## START Given entries

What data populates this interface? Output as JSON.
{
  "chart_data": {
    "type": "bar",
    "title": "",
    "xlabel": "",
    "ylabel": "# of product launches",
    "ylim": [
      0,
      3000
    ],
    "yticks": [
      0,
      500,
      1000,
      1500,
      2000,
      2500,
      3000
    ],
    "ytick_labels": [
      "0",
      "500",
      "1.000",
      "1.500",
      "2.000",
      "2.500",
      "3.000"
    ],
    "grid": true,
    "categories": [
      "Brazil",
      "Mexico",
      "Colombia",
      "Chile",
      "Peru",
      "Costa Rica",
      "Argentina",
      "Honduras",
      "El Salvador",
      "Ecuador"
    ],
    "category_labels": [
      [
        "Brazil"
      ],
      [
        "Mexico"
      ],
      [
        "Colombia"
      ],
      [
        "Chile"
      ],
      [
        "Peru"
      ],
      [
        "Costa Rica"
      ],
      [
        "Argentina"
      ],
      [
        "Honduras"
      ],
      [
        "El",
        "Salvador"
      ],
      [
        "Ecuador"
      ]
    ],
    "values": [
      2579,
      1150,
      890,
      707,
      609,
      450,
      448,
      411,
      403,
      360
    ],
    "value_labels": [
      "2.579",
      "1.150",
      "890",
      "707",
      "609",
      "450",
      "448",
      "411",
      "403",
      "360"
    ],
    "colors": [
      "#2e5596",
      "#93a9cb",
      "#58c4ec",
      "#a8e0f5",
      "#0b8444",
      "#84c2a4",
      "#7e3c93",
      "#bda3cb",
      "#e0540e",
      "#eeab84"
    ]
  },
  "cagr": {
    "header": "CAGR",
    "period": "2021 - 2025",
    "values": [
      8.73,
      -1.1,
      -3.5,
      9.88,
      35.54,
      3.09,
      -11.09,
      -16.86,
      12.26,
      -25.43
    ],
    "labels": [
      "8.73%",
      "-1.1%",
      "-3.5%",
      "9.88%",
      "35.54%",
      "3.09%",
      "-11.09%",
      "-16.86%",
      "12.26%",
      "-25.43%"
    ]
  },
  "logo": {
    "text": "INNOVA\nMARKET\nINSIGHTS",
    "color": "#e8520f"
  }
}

## END Given entries

# Exercise details
Produce an exact copy of all the records.

# Response for this exercise
What data populates this interface? Output as JSON.
{
  "chart_data": {
    "type": "bar",
    "title": "",
    "xlabel": "",
    "ylabel": "# of product launches",
    "ylim": [
      0,
      3000
    ],
    "yticks": [
      0,
      500,
      1000,
      1500,
      2000,
      2500,
      3000
    ],
    "ytick_labels": [
      "0",
      "500",
      "1.000",
      "1.500",
      "2.000",
      "2.500",
      "3.000"
    ],
    "grid": true,
    "categories": [
      "Brazil",
      "Mexico",
      "Colombia",
      "Chile",
      "Peru",
      "Costa Rica",
      "Argentina",
      "Honduras",
      "El Salvador",
      "Ecuador"
    ],
    "category_labels": [
      [
        "Brazil"
      ],
      [
        "Mexico"
      ],
      [
        "Colombia"
      ],
      [
        "Chile"
      ],
      [
        "Peru"
      ],
      [
        "Costa Rica"
      ],
      [
        "Argentina"
      ],
      [
        "Honduras"
      ],
      [
        "El",
        "Salvador"
      ],
      [
        "Ecuador"
      ]
    ],
    "values": [
      2579,
      1150,
      890,
      707,
      609,
      450,
      448,
      411,
      403,
      360
    ],
    "value_labels": [
      "2.579",
      "1.150",
      "890",
      "707",
      "609",
      "450",
      "448",
      "411",
      "403",
      "360"
    ],
    "colors": [
      "#2e5596",
      "#93a9cb",
      "#58c4ec",
      "#a8e0f5",
      "#0b8444",
      "#84c2a4",
      "#7e3c93",
      "#bda3cb",
      "#e0540e",
      "#eeab84"
    ]
  },
  "cagr": {
    "header": "CAGR",
    "period": "2021 - 2025",
    "values": [
      8.73,
      -1.1,
      -3.5,
      9.88,
      35.54,
      3.09,
      -11.09,
      -16.86,
      12.26,
      -25.43
    ],
    "labels": [
      "8.73%",
      "-1.1%",
      "-3.5%",
      "9.88%",
      "35.54%",
      "3.09%",
      "-11.09%",
      "-16.86%",
      "12.26%",
      "-25.43%"
    ]
  },
  "logo": {
    "text": "INNOVA\nMARKET\nINSIGHTS",
    "color": "#e8520f"
  }
}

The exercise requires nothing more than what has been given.